--- Task instructions ---
Reproduce each line of the rows below verbatim, omitting the pictures.

--- Task data ---
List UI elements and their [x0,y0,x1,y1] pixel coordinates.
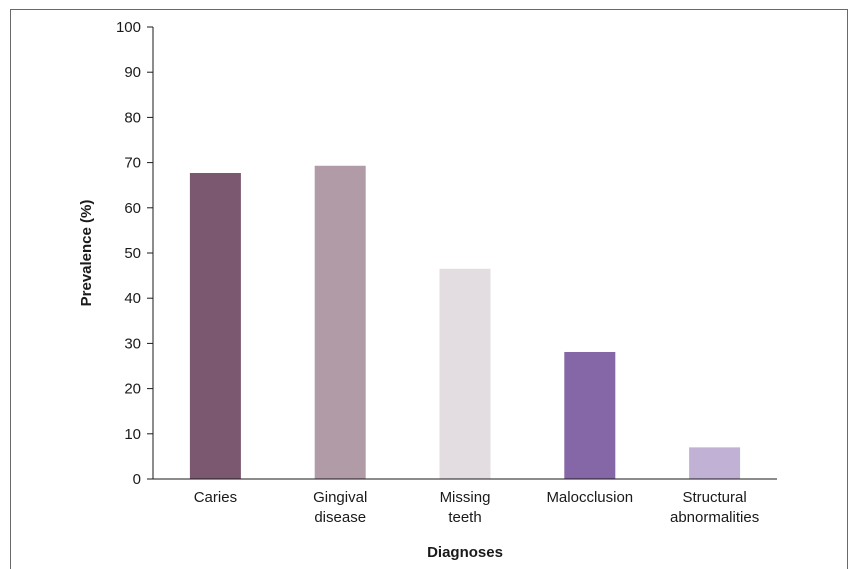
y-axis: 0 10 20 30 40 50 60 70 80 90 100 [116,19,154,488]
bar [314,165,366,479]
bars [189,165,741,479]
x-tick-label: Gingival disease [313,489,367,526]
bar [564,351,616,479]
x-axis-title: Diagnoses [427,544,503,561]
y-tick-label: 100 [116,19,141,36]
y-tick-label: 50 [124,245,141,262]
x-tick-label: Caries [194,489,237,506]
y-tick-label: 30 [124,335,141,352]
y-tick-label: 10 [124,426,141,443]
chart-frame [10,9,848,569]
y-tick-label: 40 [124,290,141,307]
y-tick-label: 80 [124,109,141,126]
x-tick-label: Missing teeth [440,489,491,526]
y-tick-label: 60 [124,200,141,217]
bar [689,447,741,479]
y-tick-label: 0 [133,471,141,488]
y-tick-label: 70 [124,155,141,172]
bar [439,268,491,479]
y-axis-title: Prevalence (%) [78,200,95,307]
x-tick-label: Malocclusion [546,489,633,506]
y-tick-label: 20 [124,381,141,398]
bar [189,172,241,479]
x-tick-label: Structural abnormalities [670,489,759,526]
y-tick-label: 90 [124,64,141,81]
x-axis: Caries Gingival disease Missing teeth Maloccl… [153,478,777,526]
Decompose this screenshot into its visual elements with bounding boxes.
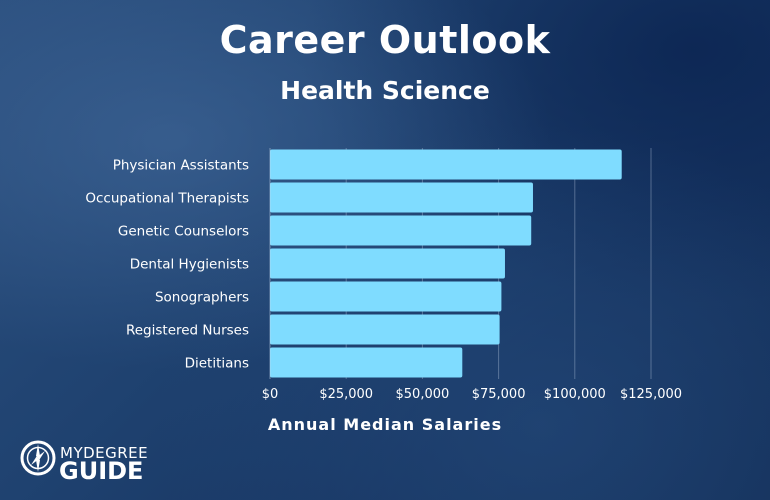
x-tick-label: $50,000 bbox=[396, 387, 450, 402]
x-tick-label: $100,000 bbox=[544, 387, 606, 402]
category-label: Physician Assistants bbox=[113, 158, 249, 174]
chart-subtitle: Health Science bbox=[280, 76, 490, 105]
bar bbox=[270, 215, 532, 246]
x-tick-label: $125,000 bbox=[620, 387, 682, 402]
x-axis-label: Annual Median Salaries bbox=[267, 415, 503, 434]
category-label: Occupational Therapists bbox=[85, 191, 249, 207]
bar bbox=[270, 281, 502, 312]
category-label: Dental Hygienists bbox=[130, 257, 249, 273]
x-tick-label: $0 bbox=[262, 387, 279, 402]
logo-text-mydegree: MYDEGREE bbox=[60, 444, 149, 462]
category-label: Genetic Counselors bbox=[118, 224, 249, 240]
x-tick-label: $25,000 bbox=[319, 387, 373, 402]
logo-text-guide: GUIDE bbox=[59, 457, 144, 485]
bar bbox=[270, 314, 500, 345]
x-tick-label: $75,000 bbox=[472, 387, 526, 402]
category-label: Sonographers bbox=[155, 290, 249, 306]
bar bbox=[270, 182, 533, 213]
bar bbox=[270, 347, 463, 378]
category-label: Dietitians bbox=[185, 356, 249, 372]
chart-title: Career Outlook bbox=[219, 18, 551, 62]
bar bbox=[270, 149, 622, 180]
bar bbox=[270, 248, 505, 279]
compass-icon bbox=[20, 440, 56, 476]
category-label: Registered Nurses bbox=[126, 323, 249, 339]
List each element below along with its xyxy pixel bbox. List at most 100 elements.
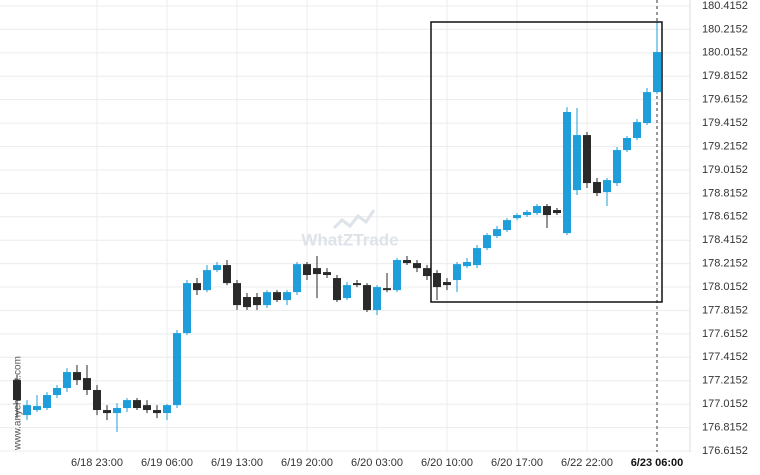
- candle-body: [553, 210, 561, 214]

--- Task solution ---
List UI elements and their [x0,y0,x1,y1] pixel coordinates.
y-axis: 0 10 20 30 40 50 60 70 80 90 100 [116,19,154,488]
bar [314,165,366,479]
bars [189,165,741,479]
x-tick-label: Gingival disease [313,489,367,526]
bar [564,351,616,479]
x-axis-title: Diagnoses [427,544,503,561]
y-tick-label: 100 [116,19,141,36]
y-tick-label: 50 [124,245,141,262]
x-tick-label: Caries [194,489,237,506]
y-tick-label: 30 [124,335,141,352]
y-tick-label: 10 [124,426,141,443]
chart-frame [10,9,848,569]
y-tick-label: 40 [124,290,141,307]
y-tick-label: 80 [124,109,141,126]
x-tick-label: Missing teeth [440,489,491,526]
y-tick-label: 60 [124,200,141,217]
bar [689,447,741,479]
y-tick-label: 0 [133,471,141,488]
y-tick-label: 70 [124,155,141,172]
bar [439,268,491,479]
y-axis-title: Prevalence (%) [78,200,95,307]
x-tick-label: Malocclusion [546,489,633,506]
y-tick-label: 20 [124,381,141,398]
bar [189,172,241,479]
x-tick-label: Structural abnormalities [670,489,759,526]
y-tick-label: 90 [124,64,141,81]
x-axis: Caries Gingival disease Missing teeth Maloccl… [153,478,777,526]
Decompose this screenshot into its visual elements with bounding boxes.
x-tick-label: $50,000 bbox=[396, 387, 450, 402]
x-tick-label: $100,000 bbox=[544, 387, 606, 402]
category-label: Physician Assistants bbox=[113, 158, 249, 174]
chart-subtitle: Health Science bbox=[280, 76, 490, 105]
bar bbox=[270, 215, 532, 246]
x-tick-label: $125,000 bbox=[620, 387, 682, 402]
x-axis-label: Annual Median Salaries bbox=[267, 415, 503, 434]
category-label: Occupational Therapists bbox=[85, 191, 249, 207]
bar bbox=[270, 281, 502, 312]
category-label: Dental Hygienists bbox=[130, 257, 249, 273]
x-tick-label: $0 bbox=[262, 387, 279, 402]
logo-text-mydegree: MYDEGREE bbox=[60, 444, 149, 462]
category-label: Genetic Counselors bbox=[118, 224, 249, 240]
x-tick-label: $25,000 bbox=[319, 387, 373, 402]
logo-text-guide: GUIDE bbox=[59, 457, 144, 485]
bar bbox=[270, 314, 500, 345]
x-tick-label: $75,000 bbox=[472, 387, 526, 402]
category-label: Sonographers bbox=[155, 290, 249, 306]
bar bbox=[270, 182, 533, 213]
bar bbox=[270, 347, 463, 378]
category-label: Dietitians bbox=[185, 356, 249, 372]
chart-title: Career Outlook bbox=[219, 18, 551, 62]
bar bbox=[270, 149, 622, 180]
bar bbox=[270, 248, 505, 279]
compass-icon bbox=[20, 440, 56, 476]
category-label: Registered Nurses bbox=[126, 323, 249, 339]
List each element below along with its xyxy pixel bbox. List at most 100 elements.
- candle-body: [553, 210, 561, 214]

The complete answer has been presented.